**Task brief:**
Retype each record shown below, leaving every character as it is.

[Data records]
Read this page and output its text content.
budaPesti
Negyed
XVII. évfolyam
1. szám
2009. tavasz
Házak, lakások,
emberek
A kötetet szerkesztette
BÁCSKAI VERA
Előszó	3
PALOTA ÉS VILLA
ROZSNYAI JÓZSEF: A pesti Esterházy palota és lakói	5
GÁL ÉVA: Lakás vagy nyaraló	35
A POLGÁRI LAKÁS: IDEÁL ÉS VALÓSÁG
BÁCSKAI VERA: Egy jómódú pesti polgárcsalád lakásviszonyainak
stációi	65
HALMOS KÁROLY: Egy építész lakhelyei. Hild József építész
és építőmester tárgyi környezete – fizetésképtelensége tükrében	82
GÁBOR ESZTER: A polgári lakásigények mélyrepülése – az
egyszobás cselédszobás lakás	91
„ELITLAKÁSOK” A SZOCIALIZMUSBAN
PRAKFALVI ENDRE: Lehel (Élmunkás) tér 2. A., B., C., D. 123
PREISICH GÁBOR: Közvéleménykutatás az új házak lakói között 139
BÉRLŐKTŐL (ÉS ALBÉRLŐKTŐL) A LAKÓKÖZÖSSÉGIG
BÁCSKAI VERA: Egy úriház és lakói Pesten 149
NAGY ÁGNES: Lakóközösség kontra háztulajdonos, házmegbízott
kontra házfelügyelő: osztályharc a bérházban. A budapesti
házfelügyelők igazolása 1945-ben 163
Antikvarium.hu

**Solution to the problem:**
Read this page and output its text content.
budaPesti
Negyed
XVII. évfolyam
1. szám
2009. tavasz
Házak, lakások,
emberek
A kötetet szerkesztette
BÁCSKAI VERA
Előszó	3
PALOTA ÉS VILLA
ROZSNYAI JÓZSEF: A pesti Esterházy palota és lakói	5
GÁL ÉVA: Lakás vagy nyaraló	35
A POLGÁRI LAKÁS: IDEÁL ÉS VALÓSÁG
BÁCSKAI VERA: Egy jómódú pesti polgárcsalád lakásviszonyainak
stációi	65
HALMOS KÁROLY: Egy építész lakhelyei. Hild József építész
és építőmester tárgyi környezete – fizetésképtelensége tükrében	82
GÁBOR ESZTER: A polgári lakásigények mélyrepülése – az
egyszobás cselédszobás lakás	91
„ELITLAKÁSOK” A SZOCIALIZMUSBAN
PRAKFALVI ENDRE: Lehel (Élmunkás) tér 2. A., B., C., D. 123
PREISICH GÁBOR: Közvéleménykutatás az új házak lakói között 139
BÉRLŐKTŐL (ÉS ALBÉRLŐKTŐL) A LAKÓKÖZÖSSÉGIG
BÁCSKAI VERA: Egy úriház és lakói Pesten 149
NAGY ÁGNES: Lakóközösség kontra háztulajdonos, házmegbízott
kontra házfelügyelő: osztályharc a bérházban. A budapesti
házfelügyelők igazolása 1945-ben 163
Antikvarium.hu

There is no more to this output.